DESCRIPTION OF THE TASK :: Below is a listing to transcribe in full and exactly; keep the pictures out.

-- Start of TASK DATA --

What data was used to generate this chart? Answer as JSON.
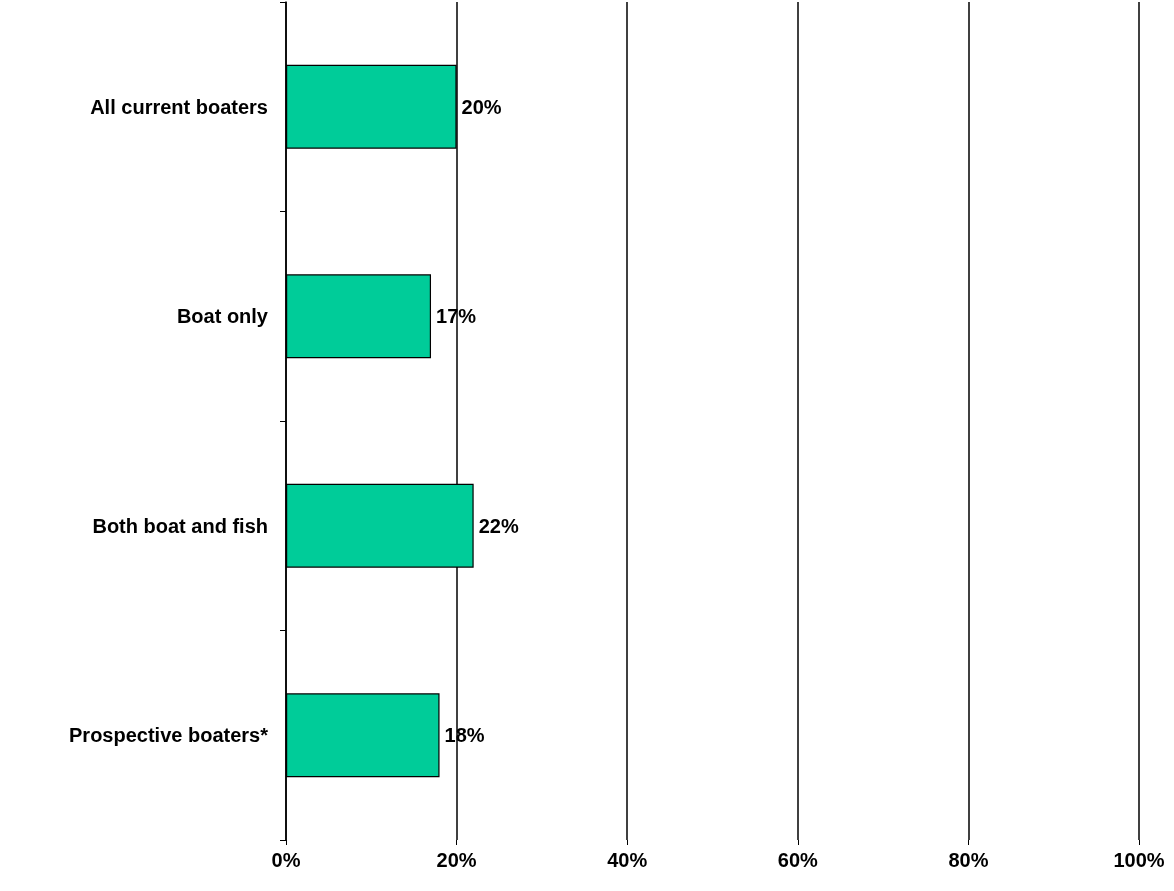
{
  "chart_data": {
    "type": "bar",
    "orientation": "horizontal",
    "categories": [
      "All current boaters",
      "Boat only",
      "Both boat and fish",
      "Prospective boaters*"
    ],
    "values": [
      20,
      17,
      22,
      18
    ],
    "value_labels": [
      "20%",
      "17%",
      "22%",
      "18%"
    ],
    "color": "#00cc99",
    "xlim": [
      0,
      100
    ],
    "xticks": [
      {
        "value": 0,
        "label": "0%"
      },
      {
        "value": 20,
        "label": "20%"
      },
      {
        "value": 40,
        "label": "40%"
      },
      {
        "value": 60,
        "label": "60%"
      },
      {
        "value": 80,
        "label": "80%"
      },
      {
        "value": 100,
        "label": "100%"
      }
    ],
    "grid": "x"
  }
}
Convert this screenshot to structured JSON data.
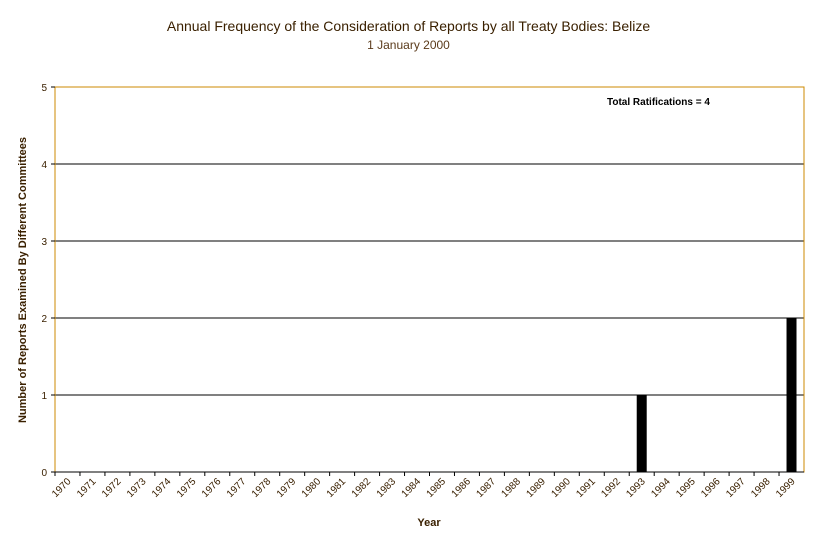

-- End of TASK DATA --

ANSWER TO THIS TASK ::
What data was used to generate this chart? Answer as JSON.
{
  "chart_data": {
    "type": "bar",
    "orientation": "horizontal",
    "categories": [
      "All current boaters",
      "Boat only",
      "Both boat and fish",
      "Prospective boaters*"
    ],
    "values": [
      20,
      17,
      22,
      18
    ],
    "value_labels": [
      "20%",
      "17%",
      "22%",
      "18%"
    ],
    "color": "#00cc99",
    "xlim": [
      0,
      100
    ],
    "xticks": [
      {
        "value": 0,
        "label": "0%"
      },
      {
        "value": 20,
        "label": "20%"
      },
      {
        "value": 40,
        "label": "40%"
      },
      {
        "value": 60,
        "label": "60%"
      },
      {
        "value": 80,
        "label": "80%"
      },
      {
        "value": 100,
        "label": "100%"
      }
    ],
    "grid": "x"
  }
}
Convert this screenshot to structured JSON data.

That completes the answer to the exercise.